• **Your goal**
Find each line holding "color" and copy it out.

• **Figure record listings**
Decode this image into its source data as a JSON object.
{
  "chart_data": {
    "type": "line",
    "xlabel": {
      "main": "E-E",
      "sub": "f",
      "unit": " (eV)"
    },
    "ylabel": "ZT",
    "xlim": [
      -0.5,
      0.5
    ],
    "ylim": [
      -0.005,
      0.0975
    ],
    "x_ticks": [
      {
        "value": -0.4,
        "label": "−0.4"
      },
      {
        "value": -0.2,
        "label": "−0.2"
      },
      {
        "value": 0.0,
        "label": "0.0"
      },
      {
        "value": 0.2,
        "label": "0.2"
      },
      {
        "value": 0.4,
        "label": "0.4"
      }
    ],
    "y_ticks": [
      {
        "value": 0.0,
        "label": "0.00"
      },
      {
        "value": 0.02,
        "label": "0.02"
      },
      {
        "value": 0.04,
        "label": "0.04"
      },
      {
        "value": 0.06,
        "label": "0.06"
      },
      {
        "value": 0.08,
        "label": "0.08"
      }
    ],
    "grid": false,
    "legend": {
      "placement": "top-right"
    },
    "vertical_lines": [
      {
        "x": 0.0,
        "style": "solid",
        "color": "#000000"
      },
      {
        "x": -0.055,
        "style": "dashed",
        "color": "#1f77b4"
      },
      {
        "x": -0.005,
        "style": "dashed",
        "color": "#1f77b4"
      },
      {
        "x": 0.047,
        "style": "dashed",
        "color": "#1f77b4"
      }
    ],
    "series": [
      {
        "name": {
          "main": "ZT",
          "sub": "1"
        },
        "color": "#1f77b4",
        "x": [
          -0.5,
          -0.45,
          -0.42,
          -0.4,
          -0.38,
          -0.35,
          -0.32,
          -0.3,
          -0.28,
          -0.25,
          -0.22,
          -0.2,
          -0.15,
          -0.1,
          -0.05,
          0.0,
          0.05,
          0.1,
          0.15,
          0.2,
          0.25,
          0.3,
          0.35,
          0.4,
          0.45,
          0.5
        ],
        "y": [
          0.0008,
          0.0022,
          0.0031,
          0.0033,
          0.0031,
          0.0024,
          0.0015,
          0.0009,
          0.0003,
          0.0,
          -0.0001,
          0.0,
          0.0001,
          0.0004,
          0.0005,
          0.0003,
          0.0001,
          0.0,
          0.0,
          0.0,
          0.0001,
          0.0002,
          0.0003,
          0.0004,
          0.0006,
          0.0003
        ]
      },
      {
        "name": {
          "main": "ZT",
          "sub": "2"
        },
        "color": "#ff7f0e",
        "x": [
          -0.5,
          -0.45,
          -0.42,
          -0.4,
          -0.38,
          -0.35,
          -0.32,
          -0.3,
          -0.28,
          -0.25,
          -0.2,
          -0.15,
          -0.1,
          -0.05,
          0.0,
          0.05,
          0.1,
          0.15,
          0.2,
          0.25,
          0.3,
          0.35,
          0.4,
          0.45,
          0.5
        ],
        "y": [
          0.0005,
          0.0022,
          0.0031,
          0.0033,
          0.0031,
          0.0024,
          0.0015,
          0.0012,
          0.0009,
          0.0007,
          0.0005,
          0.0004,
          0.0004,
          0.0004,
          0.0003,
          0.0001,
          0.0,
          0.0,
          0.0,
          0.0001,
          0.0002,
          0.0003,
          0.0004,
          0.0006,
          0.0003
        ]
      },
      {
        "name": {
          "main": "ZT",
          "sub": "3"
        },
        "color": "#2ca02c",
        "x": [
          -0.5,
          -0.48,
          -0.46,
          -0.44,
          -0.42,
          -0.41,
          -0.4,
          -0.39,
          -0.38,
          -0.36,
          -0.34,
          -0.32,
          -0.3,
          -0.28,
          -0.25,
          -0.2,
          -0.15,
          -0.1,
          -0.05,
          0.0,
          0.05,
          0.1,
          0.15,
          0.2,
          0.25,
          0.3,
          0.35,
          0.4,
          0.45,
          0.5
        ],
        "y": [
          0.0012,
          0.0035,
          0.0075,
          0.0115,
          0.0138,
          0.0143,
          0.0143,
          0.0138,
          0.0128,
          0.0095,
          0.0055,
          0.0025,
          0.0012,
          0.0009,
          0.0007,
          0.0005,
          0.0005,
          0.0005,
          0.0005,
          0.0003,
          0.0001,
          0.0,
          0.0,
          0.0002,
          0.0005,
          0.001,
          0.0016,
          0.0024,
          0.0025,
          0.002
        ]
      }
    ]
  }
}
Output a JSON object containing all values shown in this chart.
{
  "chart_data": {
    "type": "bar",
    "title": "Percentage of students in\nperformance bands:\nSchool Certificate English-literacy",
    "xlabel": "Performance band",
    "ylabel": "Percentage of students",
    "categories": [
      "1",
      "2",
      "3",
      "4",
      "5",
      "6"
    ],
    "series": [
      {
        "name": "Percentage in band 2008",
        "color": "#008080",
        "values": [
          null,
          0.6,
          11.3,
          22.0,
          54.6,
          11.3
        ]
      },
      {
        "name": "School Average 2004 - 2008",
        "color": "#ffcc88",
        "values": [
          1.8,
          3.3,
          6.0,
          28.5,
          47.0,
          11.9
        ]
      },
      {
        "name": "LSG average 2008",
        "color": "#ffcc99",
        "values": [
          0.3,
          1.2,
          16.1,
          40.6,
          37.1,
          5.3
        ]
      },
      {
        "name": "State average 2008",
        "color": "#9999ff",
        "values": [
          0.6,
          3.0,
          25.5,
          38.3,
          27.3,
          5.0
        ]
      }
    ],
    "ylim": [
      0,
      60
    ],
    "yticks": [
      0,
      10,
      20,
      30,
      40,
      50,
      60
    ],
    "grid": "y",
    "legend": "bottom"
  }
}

• **Solution for this task**
        "color": "#000000"
        "color": "#1f77b4"
        "color": "#1f77b4"
        "color": "#1f77b4"
        "color": "#1f77b4",
        "color": "#ff7f0e",
        "color": "#2ca02c",
        "color": "#008080",
        "color": "#ffcc88",
        "color": "#ffcc99",
        "color": "#9999ff",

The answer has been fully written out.